**Records shown**
-----
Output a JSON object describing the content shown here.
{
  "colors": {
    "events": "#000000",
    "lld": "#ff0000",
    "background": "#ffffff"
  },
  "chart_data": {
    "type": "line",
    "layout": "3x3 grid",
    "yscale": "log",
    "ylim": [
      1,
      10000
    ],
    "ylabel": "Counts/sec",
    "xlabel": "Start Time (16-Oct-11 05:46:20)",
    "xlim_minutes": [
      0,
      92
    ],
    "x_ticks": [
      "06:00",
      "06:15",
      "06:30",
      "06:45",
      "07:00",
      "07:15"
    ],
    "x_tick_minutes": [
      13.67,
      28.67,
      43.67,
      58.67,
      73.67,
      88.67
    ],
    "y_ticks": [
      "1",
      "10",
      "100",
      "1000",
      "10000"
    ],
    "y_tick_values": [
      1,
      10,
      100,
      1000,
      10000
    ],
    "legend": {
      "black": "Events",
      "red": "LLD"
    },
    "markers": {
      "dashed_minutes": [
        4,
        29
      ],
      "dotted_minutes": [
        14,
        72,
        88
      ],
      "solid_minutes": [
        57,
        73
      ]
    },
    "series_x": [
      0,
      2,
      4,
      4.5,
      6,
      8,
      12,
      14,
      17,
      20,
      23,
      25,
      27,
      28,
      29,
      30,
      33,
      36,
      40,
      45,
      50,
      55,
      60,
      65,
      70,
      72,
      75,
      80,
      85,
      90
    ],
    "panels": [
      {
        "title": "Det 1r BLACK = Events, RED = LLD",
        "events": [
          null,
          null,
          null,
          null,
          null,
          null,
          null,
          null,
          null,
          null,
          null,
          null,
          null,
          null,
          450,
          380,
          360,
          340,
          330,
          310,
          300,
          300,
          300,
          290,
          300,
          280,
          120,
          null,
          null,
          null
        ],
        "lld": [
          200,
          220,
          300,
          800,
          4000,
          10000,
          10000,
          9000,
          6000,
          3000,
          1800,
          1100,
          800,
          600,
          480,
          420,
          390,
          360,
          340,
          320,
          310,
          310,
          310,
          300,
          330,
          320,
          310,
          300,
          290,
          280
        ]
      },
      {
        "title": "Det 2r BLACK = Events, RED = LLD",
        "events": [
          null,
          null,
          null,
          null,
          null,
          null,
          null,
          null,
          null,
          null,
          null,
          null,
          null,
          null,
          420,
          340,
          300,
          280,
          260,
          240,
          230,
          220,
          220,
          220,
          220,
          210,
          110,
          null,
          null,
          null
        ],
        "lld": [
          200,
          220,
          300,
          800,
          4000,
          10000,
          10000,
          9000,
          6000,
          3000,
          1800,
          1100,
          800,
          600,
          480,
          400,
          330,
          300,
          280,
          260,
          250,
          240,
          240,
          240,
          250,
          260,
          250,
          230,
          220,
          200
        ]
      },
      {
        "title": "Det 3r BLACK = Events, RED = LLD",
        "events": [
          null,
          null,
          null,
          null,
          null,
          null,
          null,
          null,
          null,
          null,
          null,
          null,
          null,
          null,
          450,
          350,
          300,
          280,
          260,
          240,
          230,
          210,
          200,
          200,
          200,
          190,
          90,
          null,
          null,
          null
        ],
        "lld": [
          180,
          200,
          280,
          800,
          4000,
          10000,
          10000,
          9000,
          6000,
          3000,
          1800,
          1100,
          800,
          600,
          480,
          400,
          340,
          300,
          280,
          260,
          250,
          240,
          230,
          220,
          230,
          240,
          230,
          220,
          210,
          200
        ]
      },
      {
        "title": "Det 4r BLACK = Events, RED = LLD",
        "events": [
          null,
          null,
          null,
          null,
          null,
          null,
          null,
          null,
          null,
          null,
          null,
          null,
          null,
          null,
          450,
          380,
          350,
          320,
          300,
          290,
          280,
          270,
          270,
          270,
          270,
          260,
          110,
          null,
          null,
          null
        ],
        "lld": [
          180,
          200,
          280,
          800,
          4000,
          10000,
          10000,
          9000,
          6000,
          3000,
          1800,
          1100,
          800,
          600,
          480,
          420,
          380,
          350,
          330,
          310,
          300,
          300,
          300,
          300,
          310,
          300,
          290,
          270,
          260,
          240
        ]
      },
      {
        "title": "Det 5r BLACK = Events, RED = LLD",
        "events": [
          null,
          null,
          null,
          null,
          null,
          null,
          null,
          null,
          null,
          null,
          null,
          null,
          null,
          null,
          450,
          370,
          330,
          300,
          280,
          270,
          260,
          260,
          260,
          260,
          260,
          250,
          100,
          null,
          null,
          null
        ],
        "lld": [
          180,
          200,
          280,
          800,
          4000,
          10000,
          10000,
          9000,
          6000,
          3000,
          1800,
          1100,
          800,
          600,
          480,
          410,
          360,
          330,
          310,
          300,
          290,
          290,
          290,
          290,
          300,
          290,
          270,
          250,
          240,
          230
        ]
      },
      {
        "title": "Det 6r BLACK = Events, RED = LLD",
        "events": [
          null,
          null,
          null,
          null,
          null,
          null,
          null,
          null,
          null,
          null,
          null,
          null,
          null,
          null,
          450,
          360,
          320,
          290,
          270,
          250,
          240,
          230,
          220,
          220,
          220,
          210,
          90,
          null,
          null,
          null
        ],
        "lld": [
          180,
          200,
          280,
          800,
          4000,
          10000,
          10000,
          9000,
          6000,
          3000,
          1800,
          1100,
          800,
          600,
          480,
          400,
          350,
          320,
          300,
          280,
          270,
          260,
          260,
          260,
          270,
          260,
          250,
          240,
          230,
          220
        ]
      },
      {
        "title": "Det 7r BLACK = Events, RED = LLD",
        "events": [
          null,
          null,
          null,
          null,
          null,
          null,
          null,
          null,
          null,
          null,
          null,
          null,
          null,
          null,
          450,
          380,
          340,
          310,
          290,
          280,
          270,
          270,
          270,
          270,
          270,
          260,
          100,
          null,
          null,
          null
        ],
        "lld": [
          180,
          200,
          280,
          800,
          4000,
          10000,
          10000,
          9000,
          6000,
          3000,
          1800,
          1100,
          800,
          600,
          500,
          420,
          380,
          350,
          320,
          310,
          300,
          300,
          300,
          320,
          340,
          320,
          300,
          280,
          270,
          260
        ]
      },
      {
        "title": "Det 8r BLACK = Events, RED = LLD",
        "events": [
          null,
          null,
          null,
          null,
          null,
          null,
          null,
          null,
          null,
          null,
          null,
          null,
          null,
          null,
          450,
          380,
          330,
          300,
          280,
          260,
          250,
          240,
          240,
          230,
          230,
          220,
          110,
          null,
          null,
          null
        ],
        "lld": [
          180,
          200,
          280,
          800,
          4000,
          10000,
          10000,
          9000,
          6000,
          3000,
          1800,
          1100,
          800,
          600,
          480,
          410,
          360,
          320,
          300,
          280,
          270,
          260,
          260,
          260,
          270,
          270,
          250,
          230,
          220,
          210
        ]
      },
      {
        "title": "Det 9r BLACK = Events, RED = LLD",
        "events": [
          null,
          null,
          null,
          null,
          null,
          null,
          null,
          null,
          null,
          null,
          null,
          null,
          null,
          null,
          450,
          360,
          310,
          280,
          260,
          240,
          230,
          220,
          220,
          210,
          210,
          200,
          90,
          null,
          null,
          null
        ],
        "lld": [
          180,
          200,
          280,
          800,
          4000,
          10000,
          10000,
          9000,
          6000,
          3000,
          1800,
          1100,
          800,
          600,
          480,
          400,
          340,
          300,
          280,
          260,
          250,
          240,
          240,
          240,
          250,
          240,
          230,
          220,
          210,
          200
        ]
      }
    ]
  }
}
-----
**Requirements**
Return each line of the records above exactly as it reads.

**Answer to this exercise**
Output a JSON object describing the content shown here.
{
  "colors": {
    "events": "#000000",
    "lld": "#ff0000",
    "background": "#ffffff"
  },
  "chart_data": {
    "type": "line",
    "layout": "3x3 grid",
    "yscale": "log",
    "ylim": [
      1,
      10000
    ],
    "ylabel": "Counts/sec",
    "xlabel": "Start Time (16-Oct-11 05:46:20)",
    "xlim_minutes": [
      0,
      92
    ],
    "x_ticks": [
      "06:00",
      "06:15",
      "06:30",
      "06:45",
      "07:00",
      "07:15"
    ],
    "x_tick_minutes": [
      13.67,
      28.67,
      43.67,
      58.67,
      73.67,
      88.67
    ],
    "y_ticks": [
      "1",
      "10",
      "100",
      "1000",
      "10000"
    ],
    "y_tick_values": [
      1,
      10,
      100,
      1000,
      10000
    ],
    "legend": {
      "black": "Events",
      "red": "LLD"
    },
    "markers": {
      "dashed_minutes": [
        4,
        29
      ],
      "dotted_minutes": [
        14,
        72,
        88
      ],
      "solid_minutes": [
        57,
        73
      ]
    },
    "series_x": [
      0,
      2,
      4,
      4.5,
      6,
      8,
      12,
      14,
      17,
      20,
      23,
      25,
      27,
      28,
      29,
      30,
      33,
      36,
      40,
      45,
      50,
      55,
      60,
      65,
      70,
      72,
      75,
      80,
      85,
      90
    ],
    "panels": [
      {
        "title": "Det 1r BLACK = Events, RED = LLD",
        "events": [
          null,
          null,
          null,
          null,
          null,
          null,
          null,
          null,
          null,
          null,
          null,
          null,
          null,
          null,
          450,
          380,
          360,
          340,
          330,
          310,
          300,
          300,
          300,
          290,
          300,
          280,
          120,
          null,
          null,
          null
        ],
        "lld": [
          200,
          220,
          300,
          800,
          4000,
          10000,
          10000,
          9000,
          6000,
          3000,
          1800,
          1100,
          800,
          600,
          480,
          420,
          390,
          360,
          340,
          320,
          310,
          310,
          310,
          300,
          330,
          320,
          310,
          300,
          290,
          280
        ]
      },
      {
        "title": "Det 2r BLACK = Events, RED = LLD",
        "events": [
          null,
          null,
          null,
          null,
          null,
          null,
          null,
          null,
          null,
          null,
          null,
          null,
          null,
          null,
          420,
          340,
          300,
          280,
          260,
          240,
          230,
          220,
          220,
          220,
          220,
          210,
          110,
          null,
          null,
          null
        ],
        "lld": [
          200,
          220,
          300,
          800,
          4000,
          10000,
          10000,
          9000,
          6000,
          3000,
          1800,
          1100,
          800,
          600,
          480,
          400,
          330,
          300,
          280,
          260,
          250,
          240,
          240,
          240,
          250,
          260,
          250,
          230,
          220,
          200
        ]
      },
      {
        "title": "Det 3r BLACK = Events, RED = LLD",
        "events": [
          null,
          null,
          null,
          null,
          null,
          null,
          null,
          null,
          null,
          null,
          null,
          null,
          null,
          null,
          450,
          350,
          300,
          280,
          260,
          240,
          230,
          210,
          200,
          200,
          200,
          190,
          90,
          null,
          null,
          null
        ],
        "lld": [
          180,
          200,
          280,
          800,
          4000,
          10000,
          10000,
          9000,
          6000,
          3000,
          1800,
          1100,
          800,
          600,
          480,
          400,
          340,
          300,
          280,
          260,
          250,
          240,
          230,
          220,
          230,
          240,
          230,
          220,
          210,
          200
        ]
      },
      {
        "title": "Det 4r BLACK = Events, RED = LLD",
        "events": [
          null,
          null,
          null,
          null,
          null,
          null,
          null,
          null,
          null,
          null,
          null,
          null,
          null,
          null,
          450,
          380,
          350,
          320,
          300,
          290,
          280,
          270,
          270,
          270,
          270,
          260,
          110,
          null,
          null,
          null
        ],
        "lld": [
          180,
          200,
          280,
          800,
          4000,
          10000,
          10000,
          9000,
          6000,
          3000,
          1800,
          1100,
          800,
          600,
          480,
          420,
          380,
          350,
          330,
          310,
          300,
          300,
          300,
          300,
          310,
          300,
          290,
          270,
          260,
          240
        ]
      },
      {
        "title": "Det 5r BLACK = Events, RED = LLD",
        "events": [
          null,
          null,
          null,
          null,
          null,
          null,
          null,
          null,
          null,
          null,
          null,
          null,
          null,
          null,
          450,
          370,
          330,
          300,
          280,
          270,
          260,
          260,
          260,
          260,
          260,
          250,
          100,
          null,
          null,
          null
        ],
        "lld": [
          180,
          200,
          280,
          800,
          4000,
          10000,
          10000,
          9000,
          6000,
          3000,
          1800,
          1100,
          800,
          600,
          480,
          410,
          360,
          330,
          310,
          300,
          290,
          290,
          290,
          290,
          300,
          290,
          270,
          250,
          240,
          230
        ]
      },
      {
        "title": "Det 6r BLACK = Events, RED = LLD",
        "events": [
          null,
          null,
          null,
          null,
          null,
          null,
          null,
          null,
          null,
          null,
          null,
          null,
          null,
          null,
          450,
          360,
          320,
          290,
          270,
          250,
          240,
          230,
          220,
          220,
          220,
          210,
          90,
          null,
          null,
          null
        ],
        "lld": [
          180,
          200,
          280,
          800,
          4000,
          10000,
          10000,
          9000,
          6000,
          3000,
          1800,
          1100,
          800,
          600,
          480,
          400,
          350,
          320,
          300,
          280,
          270,
          260,
          260,
          260,
          270,
          260,
          250,
          240,
          230,
          220
        ]
      },
      {
        "title": "Det 7r BLACK = Events, RED = LLD",
        "events": [
          null,
          null,
          null,
          null,
          null,
          null,
          null,
          null,
          null,
          null,
          null,
          null,
          null,
          null,
          450,
          380,
          340,
          310,
          290,
          280,
          270,
          270,
          270,
          270,
          270,
          260,
          100,
          null,
          null,
          null
        ],
        "lld": [
          180,
          200,
          280,
          800,
          4000,
          10000,
          10000,
          9000,
          6000,
          3000,
          1800,
          1100,
          800,
          600,
          500,
          420,
          380,
          350,
          320,
          310,
          300,
          300,
          300,
          320,
          340,
          320,
          300,
          280,
          270,
          260
        ]
      },
      {
        "title": "Det 8r BLACK = Events, RED = LLD",
        "events": [
          null,
          null,
          null,
          null,
          null,
          null,
          null,
          null,
          null,
          null,
          null,
          null,
          null,
          null,
          450,
          380,
          330,
          300,
          280,
          260,
          250,
          240,
          240,
          230,
          230,
          220,
          110,
          null,
          null,
          null
        ],
        "lld": [
          180,
          200,
          280,
          800,
          4000,
          10000,
          10000,
          9000,
          6000,
          3000,
          1800,
          1100,
          800,
          600,
          480,
          410,
          360,
          320,
          300,
          280,
          270,
          260,
          260,
          260,
          270,
          270,
          250,
          230,
          220,
          210
        ]
      },
      {
        "title": "Det 9r BLACK = Events, RED = LLD",
        "events": [
          null,
          null,
          null,
          null,
          null,
          null,
          null,
          null,
          null,
          null,
          null,
          null,
          null,
          null,
          450,
          360,
          310,
          280,
          260,
          240,
          230,
          220,
          220,
          210,
          210,
          200,
          90,
          null,
          null,
          null
        ],
        "lld": [
          180,
          200,
          280,
          800,
          4000,
          10000,
          10000,
          9000,
          6000,
          3000,
          1800,
          1100,
          800,
          600,
          480,
          400,
          340,
          300,
          280,
          260,
          250,
          240,
          240,
          240,
          250,
          240,
          230,
          220,
          210,
          200
        ]
      }
    ]
  }
}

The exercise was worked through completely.